Data for processing:
_ _ _
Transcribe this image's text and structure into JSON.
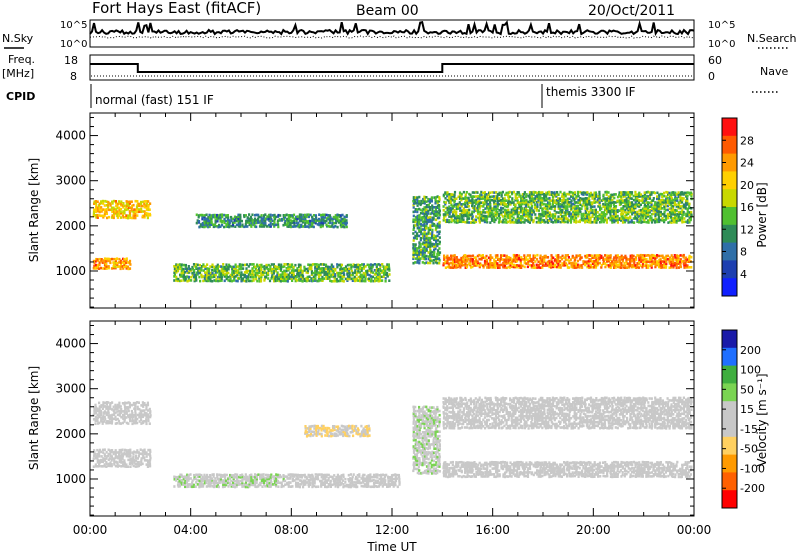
{
  "header": {
    "station": "Fort Hays East (fitACF)",
    "beam": "Beam 00",
    "date": "20/Oct/2011"
  },
  "top_panels": {
    "nsky_label": "N.Sky",
    "nsearch_label": "N.Search",
    "noise_ticks": [
      "10^5",
      "10^0"
    ],
    "freq_label_1": "Freq.",
    "freq_label_2": "[MHz]",
    "freq_ticks": [
      "18",
      "8"
    ],
    "nave_label": "Nave",
    "nave_ticks": [
      "60",
      "0"
    ],
    "cpid_label": "CPID",
    "cpid_segments": [
      {
        "label": "normal (fast) 151 IF",
        "start_hour": 0,
        "end_hour": 18
      },
      {
        "label": "themis 3300 IF",
        "start_hour": 18,
        "end_hour": 24
      }
    ],
    "freq_trace_mhz": [
      [
        0,
        15
      ],
      [
        1.9,
        15
      ],
      [
        1.9,
        11
      ],
      [
        14,
        11
      ],
      [
        14,
        15
      ],
      [
        24,
        15
      ]
    ]
  },
  "power_colorbar": {
    "label": "Power [dB]",
    "ticks": [
      "28",
      "24",
      "20",
      "16",
      "12",
      "8",
      "4"
    ],
    "colors": [
      "#ff1010",
      "#ff5a00",
      "#ff9a00",
      "#ffd000",
      "#c8d800",
      "#50c030",
      "#2e8b57",
      "#2f6fa8",
      "#1d3fb0",
      "#1020ff"
    ]
  },
  "velocity_colorbar": {
    "label": "Velocity [m s⁻¹]",
    "ticks": [
      "200",
      "100",
      "50",
      "15",
      "-15",
      "-50",
      "-100",
      "-200"
    ],
    "colors": [
      "#1a1aa8",
      "#1f6fff",
      "#3fae3f",
      "#7ad452",
      "#c8c8c8",
      "#c8c8c8",
      "#ffd060",
      "#ff9a00",
      "#ff6000",
      "#ff0000"
    ]
  },
  "chart_data": [
    {
      "type": "heatmap",
      "title": "",
      "ylabel": "Slant Range [km]",
      "xlabel": "",
      "ylim": [
        180,
        4500
      ],
      "xlim_hours": [
        0,
        24
      ],
      "y_ticks": [
        1000,
        2000,
        3000,
        4000
      ],
      "quantity": "Power [dB]",
      "echo_regions": [
        {
          "start_hour": 0.1,
          "end_hour": 1.6,
          "range_center_km": 1200,
          "range_width_km": 250,
          "value_db": 24
        },
        {
          "start_hour": 0.1,
          "end_hour": 2.4,
          "range_center_km": 2400,
          "range_width_km": 400,
          "value_db": 21
        },
        {
          "start_hour": 3.3,
          "end_hour": 11.9,
          "range_center_km": 1000,
          "range_width_km": 400,
          "value_db": 14
        },
        {
          "start_hour": 4.2,
          "end_hour": 10.2,
          "range_center_km": 2150,
          "range_width_km": 300,
          "value_db": 11
        },
        {
          "start_hour": 12.8,
          "end_hour": 13.9,
          "range_center_km": 1950,
          "range_width_km": 1500,
          "value_db": 12
        },
        {
          "start_hour": 14.0,
          "end_hour": 23.9,
          "range_center_km": 1250,
          "range_width_km": 300,
          "value_db": 25
        },
        {
          "start_hour": 14.0,
          "end_hour": 23.9,
          "range_center_km": 2450,
          "range_width_km": 700,
          "value_db": 14
        }
      ]
    },
    {
      "type": "heatmap",
      "title": "",
      "ylabel": "Slant Range [km]",
      "xlabel": "Time UT",
      "ylim": [
        180,
        4500
      ],
      "xlim_hours": [
        0,
        24
      ],
      "y_ticks": [
        1000,
        2000,
        3000,
        4000
      ],
      "x_ticks": [
        "00:00",
        "04:00",
        "08:00",
        "12:00",
        "16:00",
        "20:00",
        "00:00"
      ],
      "quantity": "Velocity [m s⁻¹]",
      "echo_regions": [
        {
          "start_hour": 0.1,
          "end_hour": 2.4,
          "range_center_km": 1500,
          "range_width_km": 400,
          "value_ms": 0
        },
        {
          "start_hour": 0.1,
          "end_hour": 2.4,
          "range_center_km": 2500,
          "range_width_km": 500,
          "value_ms": -30
        },
        {
          "start_hour": 3.3,
          "end_hour": 7.7,
          "range_center_km": 1000,
          "range_width_km": 300,
          "value_ms": 40
        },
        {
          "start_hour": 7.7,
          "end_hour": 12.3,
          "range_center_km": 1000,
          "range_width_km": 300,
          "value_ms": 30
        },
        {
          "start_hour": 8.5,
          "end_hour": 11.1,
          "range_center_km": 2100,
          "range_width_km": 250,
          "value_ms": -50
        },
        {
          "start_hour": 12.8,
          "end_hour": 13.9,
          "range_center_km": 1900,
          "range_width_km": 1500,
          "value_ms": 40
        },
        {
          "start_hour": 14.0,
          "end_hour": 23.9,
          "range_center_km": 1250,
          "range_width_km": 350,
          "value_ms": 0
        },
        {
          "start_hour": 14.0,
          "end_hour": 23.9,
          "range_center_km": 2500,
          "range_width_km": 700,
          "value_ms": -5
        }
      ]
    }
  ]
}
_ _ _
Without the pictures, write out all of the material exactly.

Transcribe this image's text and structure into JSON.
{
  "header": {
    "station": "Fort Hays East (fitACF)",
    "beam": "Beam 00",
    "date": "20/Oct/2011"
  },
  "top_panels": {
    "nsky_label": "N.Sky",
    "nsearch_label": "N.Search",
    "noise_ticks": [
      "10^5",
      "10^0"
    ],
    "freq_label_1": "Freq.",
    "freq_label_2": "[MHz]",
    "freq_ticks": [
      "18",
      "8"
    ],
    "nave_label": "Nave",
    "nave_ticks": [
      "60",
      "0"
    ],
    "cpid_label": "CPID",
    "cpid_segments": [
      {
        "label": "normal (fast) 151 IF",
        "start_hour": 0,
        "end_hour": 18
      },
      {
        "label": "themis 3300 IF",
        "start_hour": 18,
        "end_hour": 24
      }
    ],
    "freq_trace_mhz": [
      [
        0,
        15
      ],
      [
        1.9,
        15
      ],
      [
        1.9,
        11
      ],
      [
        14,
        11
      ],
      [
        14,
        15
      ],
      [
        24,
        15
      ]
    ]
  },
  "power_colorbar": {
    "label": "Power [dB]",
    "ticks": [
      "28",
      "24",
      "20",
      "16",
      "12",
      "8",
      "4"
    ],
    "colors": [
      "#ff1010",
      "#ff5a00",
      "#ff9a00",
      "#ffd000",
      "#c8d800",
      "#50c030",
      "#2e8b57",
      "#2f6fa8",
      "#1d3fb0",
      "#1020ff"
    ]
  },
  "velocity_colorbar": {
    "label": "Velocity [m s⁻¹]",
    "ticks": [
      "200",
      "100",
      "50",
      "15",
      "-15",
      "-50",
      "-100",
      "-200"
    ],
    "colors": [
      "#1a1aa8",
      "#1f6fff",
      "#3fae3f",
      "#7ad452",
      "#c8c8c8",
      "#c8c8c8",
      "#ffd060",
      "#ff9a00",
      "#ff6000",
      "#ff0000"
    ]
  },
  "chart_data": [
    {
      "type": "heatmap",
      "title": "",
      "ylabel": "Slant Range [km]",
      "xlabel": "",
      "ylim": [
        180,
        4500
      ],
      "xlim_hours": [
        0,
        24
      ],
      "y_ticks": [
        1000,
        2000,
        3000,
        4000
      ],
      "quantity": "Power [dB]",
      "echo_regions": [
        {
          "start_hour": 0.1,
          "end_hour": 1.6,
          "range_center_km": 1200,
          "range_width_km": 250,
          "value_db": 24
        },
        {
          "start_hour": 0.1,
          "end_hour": 2.4,
          "range_center_km": 2400,
          "range_width_km": 400,
          "value_db": 21
        },
        {
          "start_hour": 3.3,
          "end_hour": 11.9,
          "range_center_km": 1000,
          "range_width_km": 400,
          "value_db": 14
        },
        {
          "start_hour": 4.2,
          "end_hour": 10.2,
          "range_center_km": 2150,
          "range_width_km": 300,
          "value_db": 11
        },
        {
          "start_hour": 12.8,
          "end_hour": 13.9,
          "range_center_km": 1950,
          "range_width_km": 1500,
          "value_db": 12
        },
        {
          "start_hour": 14.0,
          "end_hour": 23.9,
          "range_center_km": 1250,
          "range_width_km": 300,
          "value_db": 25
        },
        {
          "start_hour": 14.0,
          "end_hour": 23.9,
          "range_center_km": 2450,
          "range_width_km": 700,
          "value_db": 14
        }
      ]
    },
    {
      "type": "heatmap",
      "title": "",
      "ylabel": "Slant Range [km]",
      "xlabel": "Time UT",
      "ylim": [
        180,
        4500
      ],
      "xlim_hours": [
        0,
        24
      ],
      "y_ticks": [
        1000,
        2000,
        3000,
        4000
      ],
      "x_ticks": [
        "00:00",
        "04:00",
        "08:00",
        "12:00",
        "16:00",
        "20:00",
        "00:00"
      ],
      "quantity": "Velocity [m s⁻¹]",
      "echo_regions": [
        {
          "start_hour": 0.1,
          "end_hour": 2.4,
          "range_center_km": 1500,
          "range_width_km": 400,
          "value_ms": 0
        },
        {
          "start_hour": 0.1,
          "end_hour": 2.4,
          "range_center_km": 2500,
          "range_width_km": 500,
          "value_ms": -30
        },
        {
          "start_hour": 3.3,
          "end_hour": 7.7,
          "range_center_km": 1000,
          "range_width_km": 300,
          "value_ms": 40
        },
        {
          "start_hour": 7.7,
          "end_hour": 12.3,
          "range_center_km": 1000,
          "range_width_km": 300,
          "value_ms": 30
        },
        {
          "start_hour": 8.5,
          "end_hour": 11.1,
          "range_center_km": 2100,
          "range_width_km": 250,
          "value_ms": -50
        },
        {
          "start_hour": 12.8,
          "end_hour": 13.9,
          "range_center_km": 1900,
          "range_width_km": 1500,
          "value_ms": 40
        },
        {
          "start_hour": 14.0,
          "end_hour": 23.9,
          "range_center_km": 1250,
          "range_width_km": 350,
          "value_ms": 0
        },
        {
          "start_hour": 14.0,
          "end_hour": 23.9,
          "range_center_km": 2500,
          "range_width_km": 700,
          "value_ms": -5
        }
      ]
    }
  ]
}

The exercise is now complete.